# EXCERPT:
== Segment start ==

I heard tips are tax-free in 2025. Do I still need to report them on my return?
Yes, you still need to report tip income on your 2025 return — but whether you owe federal income tax on it depends on the new rules under the One Big Beautiful Bill Act (OBBBA).
What changed under the OBBBA:
The OBBBA introduced a federal income tax exclusion for tip income starting in 2025. If you work in a tipped occupation and receive tips from customers, those tips may be excluded from federal income tax up to the applicable limit. The exclusion applies to:
- Cash tips received directly from customers
- Tips charged to credit cards and paid out by employers
- Tips reported through tip-sharing arrangements
What did NOT change:
- Tips are still subject to FICA taxes (6.2% Social Security + 1.45% Medicare). The exclusion is only from income tax, not payroll taxes.
- You still must report all tip income. Tips remain fully reportable on your W-2 and tax return. The IRS still requires you to keep a tip diary or log if your employer doesn't track them.
- Unreported tips can still trigger IRS assessment using Form 4137 (Social Security and Medicare Tax on Unreported Tip Income).
- The exclusion has limits. Not all tip income qualifies — there are income phase-outs and restrictions on which occupations qualify. The IRS has published guidance; consult IRS.gov or a tax professional for the specific limits.
How to report tips on your 2025 return:
- Your employer should report tips on Box 7 (Social Security tips) and Box 8 (allocated tips) of your W-2.
- If you received cash tips that weren't reported to your employer, report them on Form 4137.
- The OBBBA exclusion is claimed on your Form 1040 — TurboTax, H&R Block, and other software will handle this automatically for 2025 returns.
Key takeaway: "No tax on tips" is partially accurate — it means no federal income tax on qualifying tip income for eligible workers, not that tips disappear from your return entirely.

== Segment end ==

# WHAT NEEDS TO BE DONE:
Please answer from the excerpt on tip income: which form is used to report cash tips that weren't reported to an employer? Nothing in the data that comes next is needed.

# EXTRACTED DATA:
== Segment start ==

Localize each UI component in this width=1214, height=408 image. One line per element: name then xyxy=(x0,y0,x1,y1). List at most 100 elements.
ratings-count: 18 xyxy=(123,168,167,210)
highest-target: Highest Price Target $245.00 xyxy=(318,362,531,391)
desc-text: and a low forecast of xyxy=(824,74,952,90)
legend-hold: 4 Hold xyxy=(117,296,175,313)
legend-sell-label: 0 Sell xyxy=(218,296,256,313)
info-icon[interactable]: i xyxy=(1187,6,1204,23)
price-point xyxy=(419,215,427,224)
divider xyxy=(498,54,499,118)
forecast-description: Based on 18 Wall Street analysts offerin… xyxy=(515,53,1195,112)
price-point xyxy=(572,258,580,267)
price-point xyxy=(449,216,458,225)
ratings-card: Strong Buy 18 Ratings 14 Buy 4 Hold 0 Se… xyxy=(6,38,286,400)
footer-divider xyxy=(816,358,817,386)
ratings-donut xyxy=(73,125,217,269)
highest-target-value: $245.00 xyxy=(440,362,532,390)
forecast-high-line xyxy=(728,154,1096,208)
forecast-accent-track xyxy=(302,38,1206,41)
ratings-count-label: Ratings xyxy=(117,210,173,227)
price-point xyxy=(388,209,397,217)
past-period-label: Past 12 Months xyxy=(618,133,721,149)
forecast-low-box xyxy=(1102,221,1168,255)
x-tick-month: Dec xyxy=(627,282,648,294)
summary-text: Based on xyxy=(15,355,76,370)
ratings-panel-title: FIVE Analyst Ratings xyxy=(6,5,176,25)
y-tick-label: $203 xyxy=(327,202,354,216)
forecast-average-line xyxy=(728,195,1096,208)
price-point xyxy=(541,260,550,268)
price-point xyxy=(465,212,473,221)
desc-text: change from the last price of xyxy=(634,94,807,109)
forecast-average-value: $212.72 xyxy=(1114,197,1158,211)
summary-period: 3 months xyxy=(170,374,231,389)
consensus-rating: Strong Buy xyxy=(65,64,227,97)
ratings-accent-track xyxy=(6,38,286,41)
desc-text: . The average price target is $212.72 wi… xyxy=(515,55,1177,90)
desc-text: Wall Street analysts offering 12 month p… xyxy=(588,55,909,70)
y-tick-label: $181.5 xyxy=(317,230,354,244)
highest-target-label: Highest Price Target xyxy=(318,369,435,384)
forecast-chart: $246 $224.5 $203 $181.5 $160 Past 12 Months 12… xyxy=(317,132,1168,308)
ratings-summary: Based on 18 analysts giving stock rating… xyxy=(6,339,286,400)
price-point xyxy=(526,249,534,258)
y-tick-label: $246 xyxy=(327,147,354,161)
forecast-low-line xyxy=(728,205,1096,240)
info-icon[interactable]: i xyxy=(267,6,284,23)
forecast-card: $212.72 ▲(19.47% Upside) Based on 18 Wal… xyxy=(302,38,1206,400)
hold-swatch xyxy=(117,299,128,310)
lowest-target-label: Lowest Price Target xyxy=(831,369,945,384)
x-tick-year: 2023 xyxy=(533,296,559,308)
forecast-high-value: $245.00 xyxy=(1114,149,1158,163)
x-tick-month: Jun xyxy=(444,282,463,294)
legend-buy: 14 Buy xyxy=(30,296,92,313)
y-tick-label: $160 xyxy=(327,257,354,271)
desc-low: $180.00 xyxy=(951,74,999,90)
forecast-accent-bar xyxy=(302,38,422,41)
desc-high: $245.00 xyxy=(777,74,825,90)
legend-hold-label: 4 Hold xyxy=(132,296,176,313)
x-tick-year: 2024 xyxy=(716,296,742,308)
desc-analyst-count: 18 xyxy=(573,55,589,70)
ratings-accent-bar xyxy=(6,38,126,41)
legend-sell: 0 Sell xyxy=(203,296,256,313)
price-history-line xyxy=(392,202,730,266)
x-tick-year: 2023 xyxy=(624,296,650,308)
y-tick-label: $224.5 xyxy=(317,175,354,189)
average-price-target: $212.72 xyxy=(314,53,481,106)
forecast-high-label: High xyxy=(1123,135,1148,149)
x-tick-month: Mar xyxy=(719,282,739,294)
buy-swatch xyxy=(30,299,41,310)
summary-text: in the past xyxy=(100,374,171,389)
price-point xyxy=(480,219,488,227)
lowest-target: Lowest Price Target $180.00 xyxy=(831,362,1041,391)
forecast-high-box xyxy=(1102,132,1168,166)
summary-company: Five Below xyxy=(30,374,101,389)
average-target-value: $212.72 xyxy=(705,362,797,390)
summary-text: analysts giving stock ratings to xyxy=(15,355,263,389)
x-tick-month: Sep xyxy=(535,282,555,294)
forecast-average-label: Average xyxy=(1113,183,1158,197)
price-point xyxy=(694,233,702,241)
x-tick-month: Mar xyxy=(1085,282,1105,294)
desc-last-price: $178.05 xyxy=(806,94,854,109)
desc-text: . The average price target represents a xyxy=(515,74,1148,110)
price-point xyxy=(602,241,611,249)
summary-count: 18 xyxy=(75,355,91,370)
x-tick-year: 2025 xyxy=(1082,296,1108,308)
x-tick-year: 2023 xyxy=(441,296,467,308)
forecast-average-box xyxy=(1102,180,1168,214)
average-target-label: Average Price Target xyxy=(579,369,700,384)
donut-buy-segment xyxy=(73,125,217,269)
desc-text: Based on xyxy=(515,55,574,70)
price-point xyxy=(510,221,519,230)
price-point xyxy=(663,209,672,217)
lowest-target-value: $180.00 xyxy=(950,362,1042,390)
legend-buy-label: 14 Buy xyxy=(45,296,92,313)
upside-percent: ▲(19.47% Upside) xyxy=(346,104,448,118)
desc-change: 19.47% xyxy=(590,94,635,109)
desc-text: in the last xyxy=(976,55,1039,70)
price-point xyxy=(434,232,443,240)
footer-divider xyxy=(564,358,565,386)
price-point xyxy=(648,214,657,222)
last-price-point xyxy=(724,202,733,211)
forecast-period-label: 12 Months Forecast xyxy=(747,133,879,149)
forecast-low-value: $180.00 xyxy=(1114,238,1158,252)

== Segment end ==

# WRITTEN RESPONSE:
Form 4137.